[The task] Return all lines in the material below that contain "ylabel".
▬▬▬▬▬▬▬▬▬▬
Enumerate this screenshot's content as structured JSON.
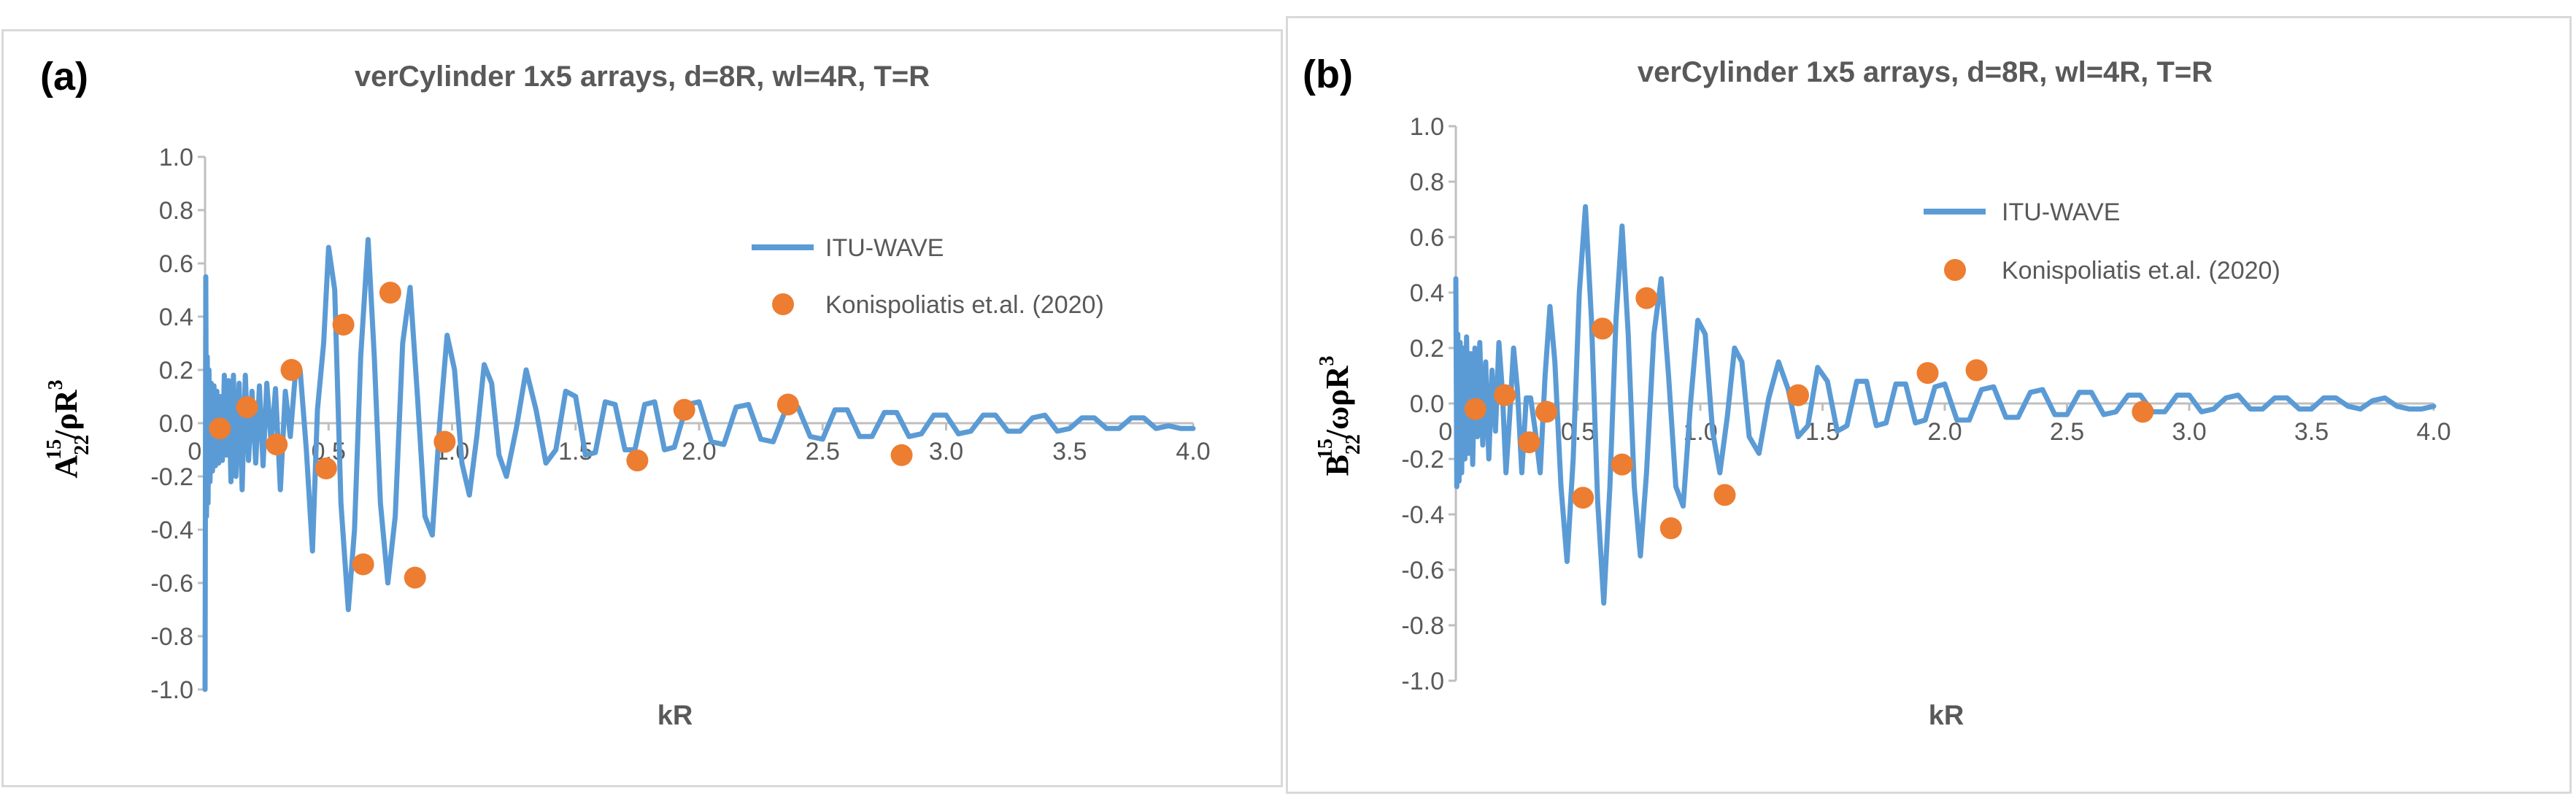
{
  "colors": {
    "line": "#5b9bd5",
    "marker": "#ed7d31",
    "axis": "#bfbfbf",
    "text": "#595959",
    "border": "#d9d9d9"
  },
  "panels": [
    {
      "letter": "(a)",
      "ylabel": {
        "base": "A",
        "sup": "15",
        "sub": "22",
        "rest": "/ρR",
        "rest_sup": "3"
      }
    },
    {
      "letter": "(b)",
      "ylabel": {
        "base": "B",
        "sup": "15",
        "sub": "22",
        "rest": "/ωρR",
        "rest_sup": "3"
      }
    }
  ],
  "chart_data": [
    {
      "type": "scatter",
      "title": "verCylinder 1x5 arrays, d=8R, wl=4R, T=R",
      "xlabel": "kR",
      "ylabel": "A22^15/ρR^3",
      "xlim": [
        0,
        4
      ],
      "ylim": [
        -1,
        1
      ],
      "xticks": [
        "0.0",
        "0.5",
        "1.0",
        "1.5",
        "2.0",
        "2.5",
        "3.0",
        "3.5",
        "4.0"
      ],
      "yticks": [
        "1.0",
        "0.8",
        "0.6",
        "0.4",
        "0.2",
        "0.0",
        "-0.2",
        "-0.4",
        "-0.6",
        "-0.8",
        "-1.0"
      ],
      "grid": false,
      "legend_position": "right",
      "series": [
        {
          "name": "ITU-WAVE",
          "kind": "line",
          "x": [
            0.0,
            0.003,
            0.006,
            0.009,
            0.012,
            0.016,
            0.02,
            0.025,
            0.03,
            0.036,
            0.042,
            0.048,
            0.055,
            0.062,
            0.07,
            0.078,
            0.086,
            0.095,
            0.105,
            0.115,
            0.125,
            0.138,
            0.15,
            0.163,
            0.176,
            0.19,
            0.205,
            0.22,
            0.235,
            0.25,
            0.268,
            0.285,
            0.305,
            0.325,
            0.345,
            0.365,
            0.385,
            0.41,
            0.435,
            0.455,
            0.48,
            0.5,
            0.525,
            0.55,
            0.58,
            0.605,
            0.63,
            0.66,
            0.685,
            0.71,
            0.74,
            0.77,
            0.8,
            0.83,
            0.86,
            0.89,
            0.92,
            0.95,
            0.98,
            1.01,
            1.04,
            1.07,
            1.1,
            1.13,
            1.16,
            1.19,
            1.22,
            1.26,
            1.3,
            1.34,
            1.38,
            1.42,
            1.46,
            1.5,
            1.54,
            1.58,
            1.62,
            1.66,
            1.7,
            1.74,
            1.78,
            1.82,
            1.86,
            1.9,
            1.95,
            2.0,
            2.05,
            2.1,
            2.15,
            2.2,
            2.25,
            2.3,
            2.35,
            2.4,
            2.45,
            2.5,
            2.55,
            2.6,
            2.65,
            2.7,
            2.75,
            2.8,
            2.85,
            2.9,
            2.95,
            3.0,
            3.05,
            3.1,
            3.15,
            3.2,
            3.25,
            3.3,
            3.35,
            3.4,
            3.45,
            3.5,
            3.55,
            3.6,
            3.65,
            3.7,
            3.75,
            3.8,
            3.85,
            3.9,
            3.95,
            4.0
          ],
          "y": [
            -1.0,
            0.55,
            -0.35,
            0.25,
            -0.3,
            0.2,
            -0.22,
            0.15,
            -0.18,
            0.14,
            -0.16,
            0.12,
            -0.15,
            0.1,
            -0.14,
            0.18,
            -0.12,
            0.16,
            -0.22,
            0.18,
            -0.2,
            0.15,
            -0.25,
            0.18,
            -0.14,
            0.12,
            -0.15,
            0.14,
            -0.16,
            0.15,
            -0.08,
            0.13,
            -0.25,
            0.12,
            -0.05,
            0.18,
            0.2,
            -0.1,
            -0.48,
            0.05,
            0.3,
            0.66,
            0.5,
            -0.3,
            -0.7,
            -0.4,
            0.25,
            0.69,
            0.25,
            -0.3,
            -0.6,
            -0.35,
            0.3,
            0.51,
            0.1,
            -0.35,
            -0.42,
            0.0,
            0.33,
            0.2,
            -0.15,
            -0.27,
            -0.05,
            0.22,
            0.15,
            -0.12,
            -0.2,
            -0.02,
            0.2,
            0.05,
            -0.15,
            -0.1,
            0.12,
            0.1,
            -0.12,
            -0.11,
            0.08,
            0.07,
            -0.1,
            -0.1,
            0.07,
            0.08,
            -0.1,
            -0.09,
            0.07,
            0.08,
            -0.07,
            -0.08,
            0.06,
            0.07,
            -0.06,
            -0.07,
            0.05,
            0.06,
            -0.05,
            -0.06,
            0.05,
            0.05,
            -0.05,
            -0.05,
            0.04,
            0.04,
            -0.05,
            -0.04,
            0.03,
            0.03,
            -0.04,
            -0.03,
            0.03,
            0.03,
            -0.03,
            -0.03,
            0.02,
            0.03,
            -0.03,
            -0.02,
            0.02,
            0.02,
            -0.02,
            -0.02,
            0.02,
            0.02,
            -0.02,
            -0.01,
            -0.02,
            -0.02
          ]
        },
        {
          "name": "Konispoliatis et.al. (2020)",
          "kind": "markers",
          "x": [
            0.06,
            0.17,
            0.29,
            0.35,
            0.49,
            0.56,
            0.64,
            0.75,
            0.85,
            0.97,
            1.75,
            1.94,
            2.36,
            2.82
          ],
          "y": [
            -0.02,
            0.06,
            -0.08,
            0.2,
            -0.17,
            0.37,
            -0.53,
            0.49,
            -0.58,
            -0.07,
            -0.14,
            0.05,
            0.07,
            -0.12
          ]
        }
      ]
    },
    {
      "type": "scatter",
      "title": "verCylinder 1x5 arrays, d=8R, wl=4R, T=R",
      "xlabel": "kR",
      "ylabel": "B22^15/ωρR^3",
      "xlim": [
        0,
        4
      ],
      "ylim": [
        -1,
        1
      ],
      "xticks": [
        "0.0",
        "0.5",
        "1.0",
        "1.5",
        "2.0",
        "2.5",
        "3.0",
        "3.5",
        "4.0"
      ],
      "yticks": [
        "1.0",
        "0.8",
        "0.6",
        "0.4",
        "0.2",
        "0.0",
        "-0.2",
        "-0.4",
        "-0.6",
        "-0.8",
        "-1.0"
      ],
      "grid": false,
      "legend_position": "right",
      "series": [
        {
          "name": "ITU-WAVE",
          "kind": "line",
          "x": [
            0.0,
            0.004,
            0.008,
            0.013,
            0.018,
            0.024,
            0.03,
            0.037,
            0.044,
            0.052,
            0.06,
            0.069,
            0.078,
            0.088,
            0.098,
            0.11,
            0.122,
            0.135,
            0.148,
            0.162,
            0.176,
            0.19,
            0.205,
            0.22,
            0.236,
            0.252,
            0.27,
            0.288,
            0.306,
            0.325,
            0.345,
            0.365,
            0.385,
            0.405,
            0.43,
            0.455,
            0.48,
            0.505,
            0.53,
            0.555,
            0.58,
            0.605,
            0.63,
            0.655,
            0.68,
            0.705,
            0.73,
            0.755,
            0.78,
            0.81,
            0.84,
            0.87,
            0.9,
            0.93,
            0.96,
            0.99,
            1.02,
            1.05,
            1.08,
            1.11,
            1.14,
            1.17,
            1.2,
            1.24,
            1.28,
            1.32,
            1.36,
            1.4,
            1.44,
            1.48,
            1.52,
            1.56,
            1.6,
            1.64,
            1.68,
            1.72,
            1.76,
            1.8,
            1.84,
            1.88,
            1.92,
            1.96,
            2.0,
            2.05,
            2.1,
            2.15,
            2.2,
            2.25,
            2.3,
            2.35,
            2.4,
            2.45,
            2.5,
            2.55,
            2.6,
            2.65,
            2.7,
            2.75,
            2.8,
            2.85,
            2.9,
            2.95,
            3.0,
            3.05,
            3.1,
            3.15,
            3.2,
            3.25,
            3.3,
            3.35,
            3.4,
            3.45,
            3.5,
            3.55,
            3.6,
            3.65,
            3.7,
            3.75,
            3.8,
            3.85,
            3.9,
            3.95,
            4.0
          ],
          "y": [
            0.45,
            -0.3,
            0.25,
            -0.28,
            0.22,
            -0.25,
            0.2,
            -0.2,
            0.24,
            -0.18,
            0.18,
            -0.22,
            0.2,
            -0.12,
            0.22,
            -0.15,
            0.15,
            -0.2,
            0.12,
            -0.1,
            0.22,
            0.05,
            -0.25,
            -0.05,
            0.2,
            0.05,
            -0.25,
            0.02,
            0.02,
            -0.1,
            -0.25,
            0.1,
            0.35,
            0.15,
            -0.3,
            -0.57,
            -0.2,
            0.4,
            0.71,
            0.3,
            -0.35,
            -0.72,
            -0.3,
            0.3,
            0.64,
            0.25,
            -0.3,
            -0.55,
            -0.25,
            0.25,
            0.45,
            0.1,
            -0.3,
            -0.37,
            0.0,
            0.3,
            0.25,
            -0.1,
            -0.25,
            -0.05,
            0.2,
            0.15,
            -0.12,
            -0.18,
            0.02,
            0.15,
            0.05,
            -0.12,
            -0.08,
            0.13,
            0.08,
            -0.1,
            -0.08,
            0.08,
            0.08,
            -0.08,
            -0.07,
            0.07,
            0.07,
            -0.07,
            -0.06,
            0.06,
            0.07,
            -0.06,
            -0.06,
            0.05,
            0.06,
            -0.05,
            -0.05,
            0.04,
            0.05,
            -0.04,
            -0.04,
            0.04,
            0.04,
            -0.04,
            -0.03,
            0.03,
            0.03,
            -0.03,
            -0.03,
            0.03,
            0.03,
            -0.03,
            -0.02,
            0.02,
            0.03,
            -0.02,
            -0.02,
            0.02,
            0.02,
            -0.02,
            -0.02,
            0.02,
            0.02,
            -0.01,
            -0.02,
            0.01,
            0.02,
            -0.01,
            -0.02,
            -0.02,
            -0.01
          ]
        },
        {
          "name": "Konispoliatis et.al. (2020)",
          "kind": "markers",
          "x": [
            0.08,
            0.2,
            0.3,
            0.37,
            0.52,
            0.6,
            0.68,
            0.78,
            0.88,
            1.1,
            1.4,
            1.93,
            2.13,
            2.81
          ],
          "y": [
            -0.02,
            0.03,
            -0.14,
            -0.03,
            -0.34,
            0.27,
            -0.22,
            0.38,
            -0.45,
            -0.33,
            0.03,
            0.11,
            0.12,
            -0.03
          ]
        }
      ]
    }
  ]
}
▬▬▬▬▬▬▬▬▬▬
[Response to this exercise]
      "ylabel": {
      "ylabel": {
      "ylabel": "A22^15/ρR^3",
      "ylabel": "B22^15/ωρR^3",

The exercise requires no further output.